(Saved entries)

'''

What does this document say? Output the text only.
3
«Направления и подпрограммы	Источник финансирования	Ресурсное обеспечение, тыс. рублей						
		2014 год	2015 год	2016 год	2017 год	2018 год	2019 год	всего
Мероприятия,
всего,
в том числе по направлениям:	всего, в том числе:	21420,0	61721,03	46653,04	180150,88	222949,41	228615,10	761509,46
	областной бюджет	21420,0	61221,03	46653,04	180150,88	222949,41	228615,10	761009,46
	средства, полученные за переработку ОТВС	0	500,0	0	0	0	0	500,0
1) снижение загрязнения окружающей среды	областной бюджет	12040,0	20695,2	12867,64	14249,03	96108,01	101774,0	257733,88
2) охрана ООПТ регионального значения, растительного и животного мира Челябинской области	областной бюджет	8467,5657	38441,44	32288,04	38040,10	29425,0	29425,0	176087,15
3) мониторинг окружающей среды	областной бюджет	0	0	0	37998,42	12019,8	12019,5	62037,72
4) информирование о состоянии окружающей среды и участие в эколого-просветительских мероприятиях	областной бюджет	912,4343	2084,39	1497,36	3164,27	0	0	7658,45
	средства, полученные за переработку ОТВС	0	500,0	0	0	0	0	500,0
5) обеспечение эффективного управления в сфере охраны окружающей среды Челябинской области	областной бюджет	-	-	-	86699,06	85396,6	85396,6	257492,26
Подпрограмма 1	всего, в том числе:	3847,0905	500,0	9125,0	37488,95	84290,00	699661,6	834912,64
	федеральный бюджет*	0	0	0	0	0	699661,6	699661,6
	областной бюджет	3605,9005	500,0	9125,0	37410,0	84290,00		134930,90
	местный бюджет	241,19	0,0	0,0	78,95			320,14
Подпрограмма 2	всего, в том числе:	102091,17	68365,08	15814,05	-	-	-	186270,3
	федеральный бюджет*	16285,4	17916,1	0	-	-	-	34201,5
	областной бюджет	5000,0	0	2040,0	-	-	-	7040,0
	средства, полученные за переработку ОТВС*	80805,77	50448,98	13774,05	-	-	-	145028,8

'''

▶ _Aim_: Write out all the data again, exactly as it appears.

▶ _Result for this task_:
What does this document say? Output the text only.
3
«Направления и подпрограммы	Источник финансирования	Ресурсное обеспечение, тыс. рублей						
		2014 год	2015 год	2016 год	2017 год	2018 год	2019 год	всего
Мероприятия,
всего,
в том числе по направлениям:	всего, в том числе:	21420,0	61721,03	46653,04	180150,88	222949,41	228615,10	761509,46
	областной бюджет	21420,0	61221,03	46653,04	180150,88	222949,41	228615,10	761009,46
	средства, полученные за переработку ОТВС	0	500,0	0	0	0	0	500,0
1) снижение загрязнения окружающей среды	областной бюджет	12040,0	20695,2	12867,64	14249,03	96108,01	101774,0	257733,88
2) охрана ООПТ регионального значения, растительного и животного мира Челябинской области	областной бюджет	8467,5657	38441,44	32288,04	38040,10	29425,0	29425,0	176087,15
3) мониторинг окружающей среды	областной бюджет	0	0	0	37998,42	12019,8	12019,5	62037,72
4) информирование о состоянии окружающей среды и участие в эколого-просветительских мероприятиях	областной бюджет	912,4343	2084,39	1497,36	3164,27	0	0	7658,45
	средства, полученные за переработку ОТВС	0	500,0	0	0	0	0	500,0
5) обеспечение эффективного управления в сфере охраны окружающей среды Челябинской области	областной бюджет	-	-	-	86699,06	85396,6	85396,6	257492,26
Подпрограмма 1	всего, в том числе:	3847,0905	500,0	9125,0	37488,95	84290,00	699661,6	834912,64
	федеральный бюджет*	0	0	0	0	0	699661,6	699661,6
	областной бюджет	3605,9005	500,0	9125,0	37410,0	84290,00		134930,90
	местный бюджет	241,19	0,0	0,0	78,95			320,14
Подпрограмма 2	всего, в том числе:	102091,17	68365,08	15814,05	-	-	-	186270,3
	федеральный бюджет*	16285,4	17916,1	0	-	-	-	34201,5
	областной бюджет	5000,0	0	2040,0	-	-	-	7040,0
	средства, полученные за переработку ОТВС*	80805,77	50448,98	13774,05	-	-	-	145028,8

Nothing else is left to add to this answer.